Given exercise:
Set down each line of the data below exactly as it stands, dropping the pictures.

━━━━━ Available data ━━━━━

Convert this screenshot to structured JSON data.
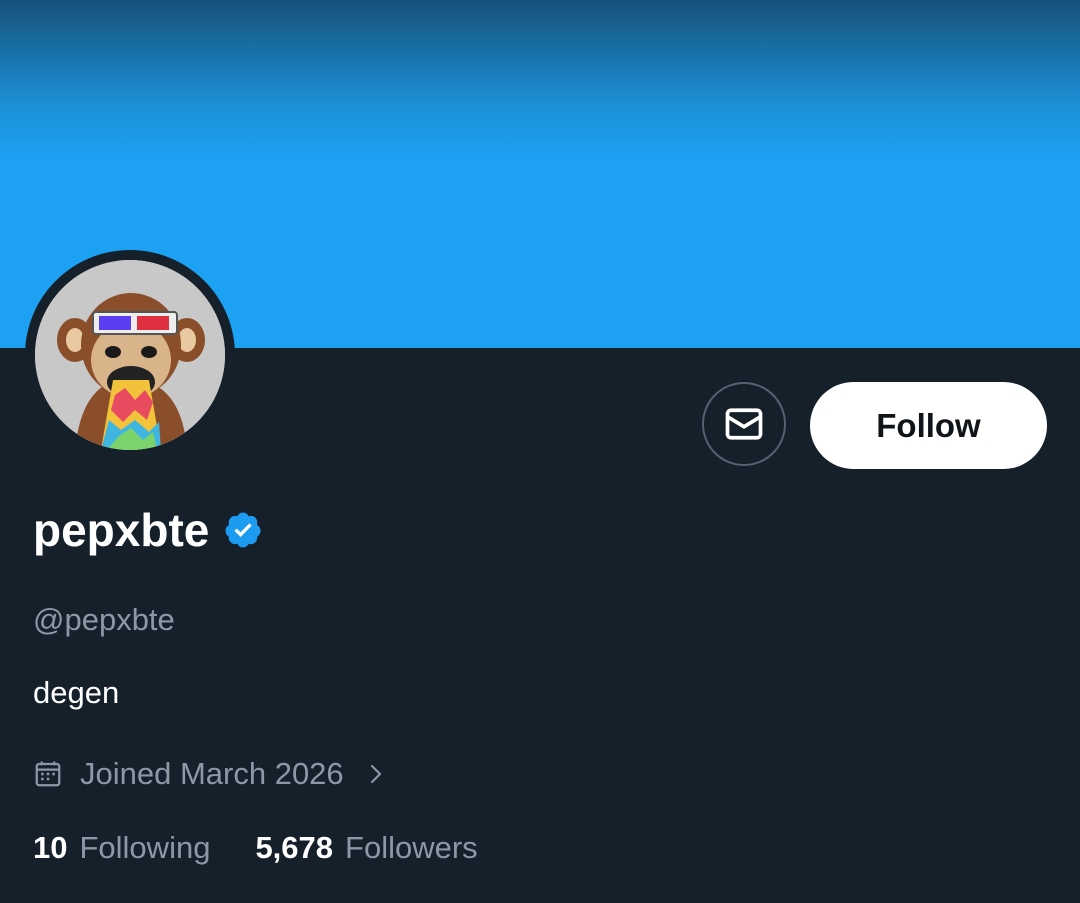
{
  "profile": {
    "display_name": "pepxbte",
    "handle": "@pepxbte",
    "bio": "degen",
    "verified": true,
    "joined": "Joined March 2026",
    "avatar_icon": "ape-avatar-3d-glasses"
  },
  "actions": {
    "message_icon": "envelope-icon",
    "follow_label": "Follow"
  },
  "stats": {
    "following_count": "10",
    "following_label": "Following",
    "followers_count": "5,678",
    "followers_label": "Followers"
  },
  "colors": {
    "background": "#15202b",
    "banner": "#1da1f2",
    "secondary_text": "#8b98a5",
    "verified_badge": "#1d9bf0"
  }
}
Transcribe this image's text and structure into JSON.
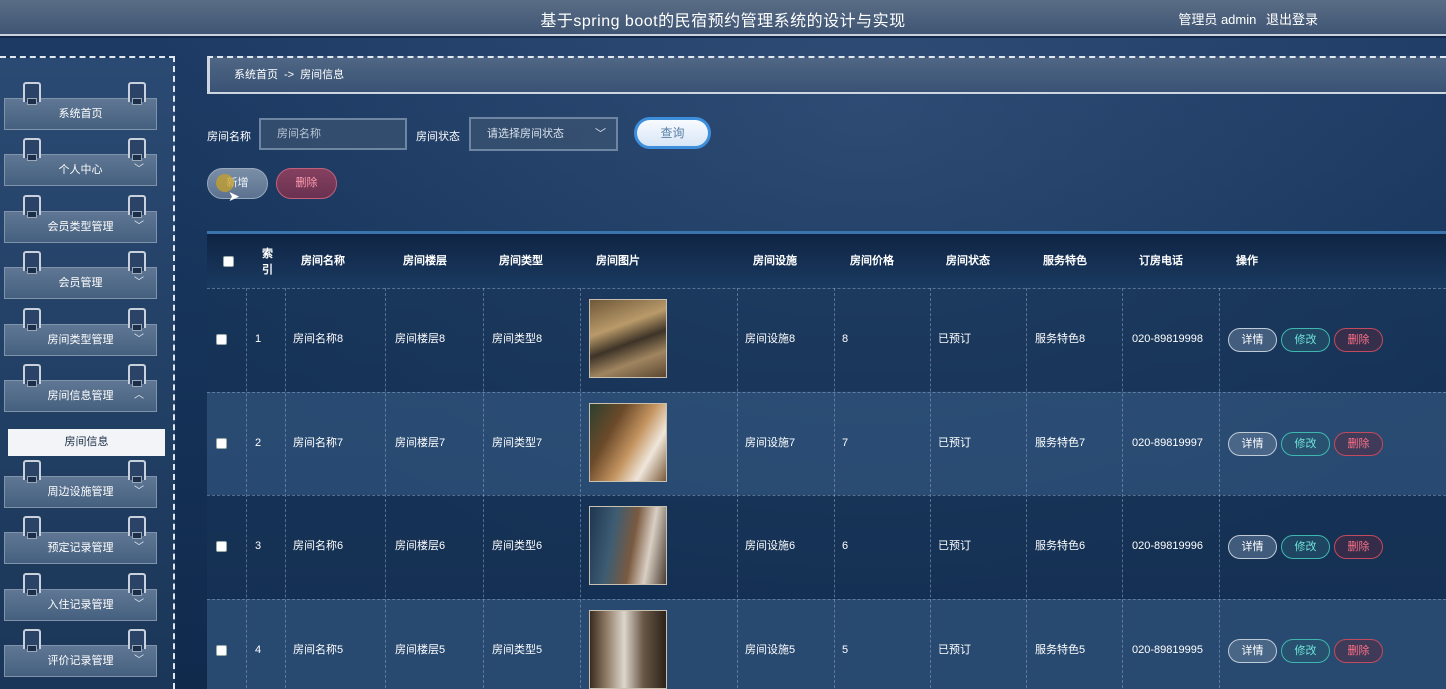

━━━━━

Written solution:
Convert this screenshot to structured JSON data.
{
  "profile": {
    "display_name": "pepxbte",
    "handle": "@pepxbte",
    "bio": "degen",
    "verified": true,
    "joined": "Joined March 2026",
    "avatar_icon": "ape-avatar-3d-glasses"
  },
  "actions": {
    "message_icon": "envelope-icon",
    "follow_label": "Follow"
  },
  "stats": {
    "following_count": "10",
    "following_label": "Following",
    "followers_count": "5,678",
    "followers_label": "Followers"
  },
  "colors": {
    "background": "#15202b",
    "banner": "#1da1f2",
    "secondary_text": "#8b98a5",
    "verified_badge": "#1d9bf0"
  }
}
Transcribe this image's text and structure into JSON.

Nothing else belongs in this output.